» **What you have to do**
From the entries below, pull out each line where "JSON" appears.

» **Input material**
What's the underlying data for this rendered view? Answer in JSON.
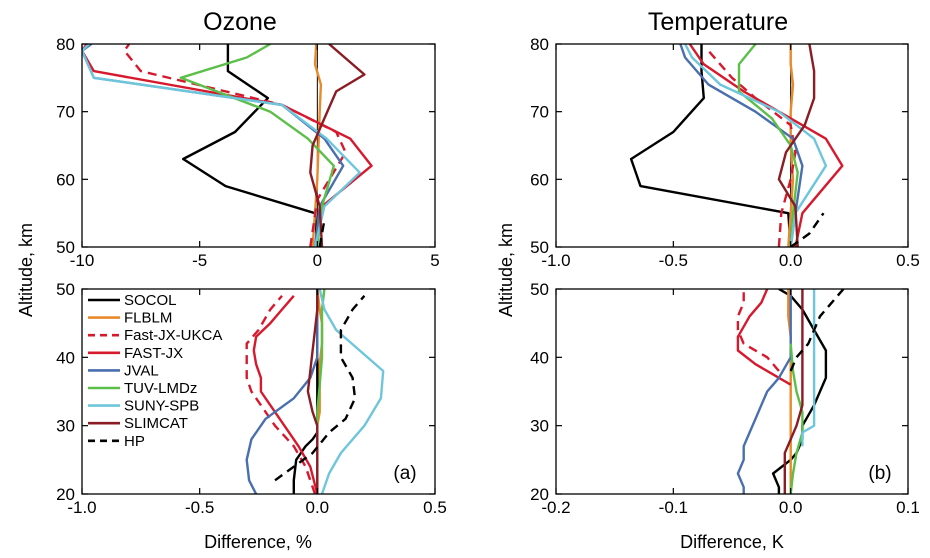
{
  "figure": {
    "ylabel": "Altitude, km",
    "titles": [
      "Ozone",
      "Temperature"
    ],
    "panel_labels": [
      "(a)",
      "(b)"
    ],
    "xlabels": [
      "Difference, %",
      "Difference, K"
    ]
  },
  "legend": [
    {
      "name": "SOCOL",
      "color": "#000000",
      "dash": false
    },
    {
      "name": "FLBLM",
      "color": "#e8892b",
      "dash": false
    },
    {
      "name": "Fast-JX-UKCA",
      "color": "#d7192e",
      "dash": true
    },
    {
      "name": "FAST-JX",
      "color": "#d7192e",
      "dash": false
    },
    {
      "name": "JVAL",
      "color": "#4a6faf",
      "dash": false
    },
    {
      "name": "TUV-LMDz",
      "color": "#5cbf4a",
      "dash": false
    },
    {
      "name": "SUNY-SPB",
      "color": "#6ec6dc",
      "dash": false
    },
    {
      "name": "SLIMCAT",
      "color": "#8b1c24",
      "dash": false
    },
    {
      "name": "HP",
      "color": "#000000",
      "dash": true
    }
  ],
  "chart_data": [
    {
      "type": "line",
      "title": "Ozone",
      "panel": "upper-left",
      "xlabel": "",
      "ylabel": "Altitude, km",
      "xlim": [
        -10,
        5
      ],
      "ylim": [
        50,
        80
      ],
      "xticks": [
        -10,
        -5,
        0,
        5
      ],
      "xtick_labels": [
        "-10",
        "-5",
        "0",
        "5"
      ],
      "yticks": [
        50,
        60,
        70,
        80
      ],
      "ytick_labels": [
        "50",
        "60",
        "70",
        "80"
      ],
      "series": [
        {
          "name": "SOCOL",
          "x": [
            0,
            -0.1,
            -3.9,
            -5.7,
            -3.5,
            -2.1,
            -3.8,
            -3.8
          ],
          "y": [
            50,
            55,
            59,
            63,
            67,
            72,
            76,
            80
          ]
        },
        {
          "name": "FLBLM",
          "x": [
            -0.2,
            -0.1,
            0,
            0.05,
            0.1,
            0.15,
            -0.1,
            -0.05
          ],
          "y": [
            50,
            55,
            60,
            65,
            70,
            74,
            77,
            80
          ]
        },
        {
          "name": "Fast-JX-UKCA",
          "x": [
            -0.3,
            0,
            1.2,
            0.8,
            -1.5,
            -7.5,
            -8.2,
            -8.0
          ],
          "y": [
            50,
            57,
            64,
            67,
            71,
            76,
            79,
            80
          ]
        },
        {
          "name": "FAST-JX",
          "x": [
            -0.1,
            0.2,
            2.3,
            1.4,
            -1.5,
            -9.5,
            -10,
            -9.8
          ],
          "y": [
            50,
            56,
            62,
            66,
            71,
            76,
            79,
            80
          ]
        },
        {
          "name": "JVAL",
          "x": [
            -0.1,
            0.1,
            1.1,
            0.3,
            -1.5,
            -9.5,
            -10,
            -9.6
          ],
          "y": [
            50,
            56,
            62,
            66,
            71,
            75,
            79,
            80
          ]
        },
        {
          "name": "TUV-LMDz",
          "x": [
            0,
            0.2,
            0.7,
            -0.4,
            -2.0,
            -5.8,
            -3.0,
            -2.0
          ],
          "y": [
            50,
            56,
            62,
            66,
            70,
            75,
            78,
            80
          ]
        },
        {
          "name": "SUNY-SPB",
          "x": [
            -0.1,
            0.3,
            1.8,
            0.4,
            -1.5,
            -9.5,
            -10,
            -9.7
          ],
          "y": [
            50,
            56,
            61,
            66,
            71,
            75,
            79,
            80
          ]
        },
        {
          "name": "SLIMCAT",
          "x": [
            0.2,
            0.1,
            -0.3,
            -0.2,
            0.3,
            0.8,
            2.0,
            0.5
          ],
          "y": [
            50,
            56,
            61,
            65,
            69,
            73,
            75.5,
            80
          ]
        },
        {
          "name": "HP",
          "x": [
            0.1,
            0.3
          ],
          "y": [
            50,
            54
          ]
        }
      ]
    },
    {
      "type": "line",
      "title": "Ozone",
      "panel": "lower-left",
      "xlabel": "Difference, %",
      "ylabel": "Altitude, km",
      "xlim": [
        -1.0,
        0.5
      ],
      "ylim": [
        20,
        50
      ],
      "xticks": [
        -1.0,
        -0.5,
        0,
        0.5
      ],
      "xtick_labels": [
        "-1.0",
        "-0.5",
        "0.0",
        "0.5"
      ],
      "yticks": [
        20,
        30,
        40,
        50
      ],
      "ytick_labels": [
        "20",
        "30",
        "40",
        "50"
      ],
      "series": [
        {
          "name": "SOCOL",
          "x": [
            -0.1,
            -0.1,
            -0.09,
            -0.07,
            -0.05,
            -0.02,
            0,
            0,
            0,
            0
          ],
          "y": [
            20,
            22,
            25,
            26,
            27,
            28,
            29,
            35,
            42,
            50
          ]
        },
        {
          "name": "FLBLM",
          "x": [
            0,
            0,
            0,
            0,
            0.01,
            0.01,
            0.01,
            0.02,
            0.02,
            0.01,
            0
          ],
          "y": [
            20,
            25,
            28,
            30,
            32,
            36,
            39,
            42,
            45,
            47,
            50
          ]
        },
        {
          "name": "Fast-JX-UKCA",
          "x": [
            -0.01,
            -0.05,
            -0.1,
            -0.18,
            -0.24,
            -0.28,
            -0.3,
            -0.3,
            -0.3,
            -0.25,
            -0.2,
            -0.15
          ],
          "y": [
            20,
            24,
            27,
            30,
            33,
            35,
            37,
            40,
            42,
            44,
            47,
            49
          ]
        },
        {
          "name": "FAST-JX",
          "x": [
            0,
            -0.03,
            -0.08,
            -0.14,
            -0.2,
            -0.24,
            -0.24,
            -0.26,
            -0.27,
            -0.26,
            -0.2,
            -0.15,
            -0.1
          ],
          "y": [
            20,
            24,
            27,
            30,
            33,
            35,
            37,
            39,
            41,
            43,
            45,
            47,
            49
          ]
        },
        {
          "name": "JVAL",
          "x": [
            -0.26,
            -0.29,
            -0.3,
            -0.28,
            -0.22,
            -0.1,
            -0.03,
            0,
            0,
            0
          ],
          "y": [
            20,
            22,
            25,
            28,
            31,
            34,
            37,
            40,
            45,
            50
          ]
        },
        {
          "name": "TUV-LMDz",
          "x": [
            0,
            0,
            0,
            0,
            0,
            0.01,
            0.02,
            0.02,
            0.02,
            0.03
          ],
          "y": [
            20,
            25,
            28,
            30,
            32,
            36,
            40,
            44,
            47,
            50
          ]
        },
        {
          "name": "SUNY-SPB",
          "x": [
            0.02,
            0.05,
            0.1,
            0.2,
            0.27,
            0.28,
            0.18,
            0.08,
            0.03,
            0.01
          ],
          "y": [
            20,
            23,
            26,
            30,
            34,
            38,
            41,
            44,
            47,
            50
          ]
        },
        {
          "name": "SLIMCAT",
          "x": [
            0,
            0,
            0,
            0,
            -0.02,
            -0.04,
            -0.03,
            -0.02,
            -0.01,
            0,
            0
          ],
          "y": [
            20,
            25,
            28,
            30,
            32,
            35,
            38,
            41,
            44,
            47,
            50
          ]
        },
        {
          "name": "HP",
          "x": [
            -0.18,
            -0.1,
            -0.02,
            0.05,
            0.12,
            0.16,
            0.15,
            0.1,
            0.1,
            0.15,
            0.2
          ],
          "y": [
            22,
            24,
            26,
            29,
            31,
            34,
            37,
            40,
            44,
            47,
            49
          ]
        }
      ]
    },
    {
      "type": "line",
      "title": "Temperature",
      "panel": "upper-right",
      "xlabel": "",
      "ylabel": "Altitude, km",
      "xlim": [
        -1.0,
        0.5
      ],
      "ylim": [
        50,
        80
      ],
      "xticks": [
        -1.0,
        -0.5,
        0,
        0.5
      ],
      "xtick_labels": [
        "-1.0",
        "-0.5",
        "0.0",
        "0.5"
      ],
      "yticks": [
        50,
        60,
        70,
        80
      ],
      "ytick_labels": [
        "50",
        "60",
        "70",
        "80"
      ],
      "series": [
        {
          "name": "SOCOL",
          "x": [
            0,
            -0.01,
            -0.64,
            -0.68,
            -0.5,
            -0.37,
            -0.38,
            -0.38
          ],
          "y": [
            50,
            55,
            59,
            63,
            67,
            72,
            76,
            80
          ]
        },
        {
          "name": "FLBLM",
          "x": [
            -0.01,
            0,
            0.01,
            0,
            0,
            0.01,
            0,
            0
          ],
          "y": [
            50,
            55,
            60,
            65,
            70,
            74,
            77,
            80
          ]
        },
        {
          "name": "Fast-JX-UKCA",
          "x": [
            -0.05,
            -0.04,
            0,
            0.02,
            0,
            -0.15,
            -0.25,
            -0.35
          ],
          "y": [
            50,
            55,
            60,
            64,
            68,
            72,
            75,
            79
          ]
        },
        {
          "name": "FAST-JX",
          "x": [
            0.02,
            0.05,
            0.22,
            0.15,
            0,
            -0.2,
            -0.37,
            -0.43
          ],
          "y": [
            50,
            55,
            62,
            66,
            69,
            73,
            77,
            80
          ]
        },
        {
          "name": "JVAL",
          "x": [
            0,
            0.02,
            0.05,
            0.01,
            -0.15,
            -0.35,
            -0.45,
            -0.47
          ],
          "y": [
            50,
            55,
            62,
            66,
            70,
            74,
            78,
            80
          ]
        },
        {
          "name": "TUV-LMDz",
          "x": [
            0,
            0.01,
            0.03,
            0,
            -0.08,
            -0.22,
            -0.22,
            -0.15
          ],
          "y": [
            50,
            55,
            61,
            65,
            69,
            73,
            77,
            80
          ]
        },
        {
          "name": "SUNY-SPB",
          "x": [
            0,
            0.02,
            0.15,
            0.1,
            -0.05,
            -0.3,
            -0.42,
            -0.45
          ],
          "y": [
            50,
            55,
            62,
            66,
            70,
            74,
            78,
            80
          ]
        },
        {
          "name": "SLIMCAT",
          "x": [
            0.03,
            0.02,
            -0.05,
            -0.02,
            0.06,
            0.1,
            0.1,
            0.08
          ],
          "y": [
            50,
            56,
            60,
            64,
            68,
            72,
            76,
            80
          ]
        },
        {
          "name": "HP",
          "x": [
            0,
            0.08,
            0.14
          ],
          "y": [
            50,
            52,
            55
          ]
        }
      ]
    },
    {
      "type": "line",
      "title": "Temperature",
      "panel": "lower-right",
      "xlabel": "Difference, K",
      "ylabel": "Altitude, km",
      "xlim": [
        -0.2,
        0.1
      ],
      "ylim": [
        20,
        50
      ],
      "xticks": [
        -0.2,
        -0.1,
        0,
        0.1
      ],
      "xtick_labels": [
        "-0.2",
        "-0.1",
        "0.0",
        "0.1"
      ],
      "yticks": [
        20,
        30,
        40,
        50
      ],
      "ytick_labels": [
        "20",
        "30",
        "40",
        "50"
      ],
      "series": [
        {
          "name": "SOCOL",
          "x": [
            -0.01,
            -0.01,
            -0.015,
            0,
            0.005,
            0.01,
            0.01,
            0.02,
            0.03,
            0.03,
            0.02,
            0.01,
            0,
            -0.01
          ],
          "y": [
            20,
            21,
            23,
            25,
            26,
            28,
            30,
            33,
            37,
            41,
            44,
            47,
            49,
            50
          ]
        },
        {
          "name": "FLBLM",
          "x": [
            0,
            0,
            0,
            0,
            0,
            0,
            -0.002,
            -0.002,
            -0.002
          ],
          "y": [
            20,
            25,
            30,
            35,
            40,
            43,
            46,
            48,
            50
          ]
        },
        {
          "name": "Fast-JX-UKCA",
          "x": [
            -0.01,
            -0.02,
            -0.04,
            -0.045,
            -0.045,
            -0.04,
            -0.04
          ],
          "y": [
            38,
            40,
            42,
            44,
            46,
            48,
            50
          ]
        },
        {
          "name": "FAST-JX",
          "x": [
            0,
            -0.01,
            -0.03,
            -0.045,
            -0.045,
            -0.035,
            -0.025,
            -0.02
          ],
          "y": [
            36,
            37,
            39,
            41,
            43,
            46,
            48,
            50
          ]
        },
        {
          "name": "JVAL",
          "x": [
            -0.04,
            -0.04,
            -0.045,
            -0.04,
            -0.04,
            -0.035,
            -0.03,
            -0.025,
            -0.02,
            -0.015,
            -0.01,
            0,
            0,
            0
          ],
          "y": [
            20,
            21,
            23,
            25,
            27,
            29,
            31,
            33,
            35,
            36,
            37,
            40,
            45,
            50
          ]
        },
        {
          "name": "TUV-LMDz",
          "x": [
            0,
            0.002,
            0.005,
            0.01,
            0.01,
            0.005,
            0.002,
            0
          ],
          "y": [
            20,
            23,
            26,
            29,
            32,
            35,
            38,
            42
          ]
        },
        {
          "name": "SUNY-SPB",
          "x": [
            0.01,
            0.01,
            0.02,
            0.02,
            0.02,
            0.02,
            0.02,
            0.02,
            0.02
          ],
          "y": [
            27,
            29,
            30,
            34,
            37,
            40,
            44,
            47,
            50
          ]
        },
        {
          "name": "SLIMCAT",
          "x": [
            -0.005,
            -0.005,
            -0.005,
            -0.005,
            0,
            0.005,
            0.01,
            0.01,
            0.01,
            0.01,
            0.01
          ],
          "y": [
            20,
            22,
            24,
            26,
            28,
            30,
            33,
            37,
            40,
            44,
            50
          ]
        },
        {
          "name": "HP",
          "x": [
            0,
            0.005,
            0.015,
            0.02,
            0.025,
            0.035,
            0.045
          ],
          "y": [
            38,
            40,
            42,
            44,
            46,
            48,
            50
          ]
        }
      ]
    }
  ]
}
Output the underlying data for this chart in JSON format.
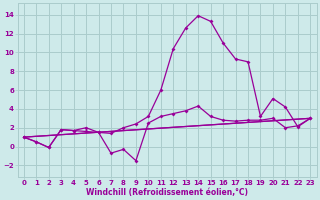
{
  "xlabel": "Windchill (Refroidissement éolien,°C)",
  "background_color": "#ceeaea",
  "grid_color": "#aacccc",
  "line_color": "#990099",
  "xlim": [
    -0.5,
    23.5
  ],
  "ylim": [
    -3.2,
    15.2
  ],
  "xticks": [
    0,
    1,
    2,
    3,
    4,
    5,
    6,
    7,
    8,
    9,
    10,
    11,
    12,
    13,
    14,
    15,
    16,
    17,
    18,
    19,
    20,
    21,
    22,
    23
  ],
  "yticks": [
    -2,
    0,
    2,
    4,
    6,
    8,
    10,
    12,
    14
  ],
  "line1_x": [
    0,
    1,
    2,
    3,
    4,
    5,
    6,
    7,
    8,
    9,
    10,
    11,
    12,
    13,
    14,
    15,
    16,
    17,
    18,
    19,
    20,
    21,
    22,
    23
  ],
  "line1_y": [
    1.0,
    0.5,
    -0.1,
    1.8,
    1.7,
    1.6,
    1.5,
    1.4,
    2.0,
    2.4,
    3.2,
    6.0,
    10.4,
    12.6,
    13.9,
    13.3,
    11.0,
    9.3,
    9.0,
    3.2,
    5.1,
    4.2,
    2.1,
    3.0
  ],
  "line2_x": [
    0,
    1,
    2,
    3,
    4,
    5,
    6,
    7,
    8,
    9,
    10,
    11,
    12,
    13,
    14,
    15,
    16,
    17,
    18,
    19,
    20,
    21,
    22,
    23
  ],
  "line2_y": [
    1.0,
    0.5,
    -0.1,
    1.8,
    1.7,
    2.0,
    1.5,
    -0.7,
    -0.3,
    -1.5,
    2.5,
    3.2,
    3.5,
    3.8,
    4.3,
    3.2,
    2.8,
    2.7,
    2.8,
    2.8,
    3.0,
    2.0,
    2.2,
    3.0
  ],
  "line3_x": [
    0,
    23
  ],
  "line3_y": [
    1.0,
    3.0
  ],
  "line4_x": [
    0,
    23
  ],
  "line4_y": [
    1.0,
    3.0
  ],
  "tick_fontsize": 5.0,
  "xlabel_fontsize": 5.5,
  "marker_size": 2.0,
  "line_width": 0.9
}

» **Solution below**
What's the underlying data for this rendered view? Answer in JSON.
Output the underlying data for this chart in JSON format.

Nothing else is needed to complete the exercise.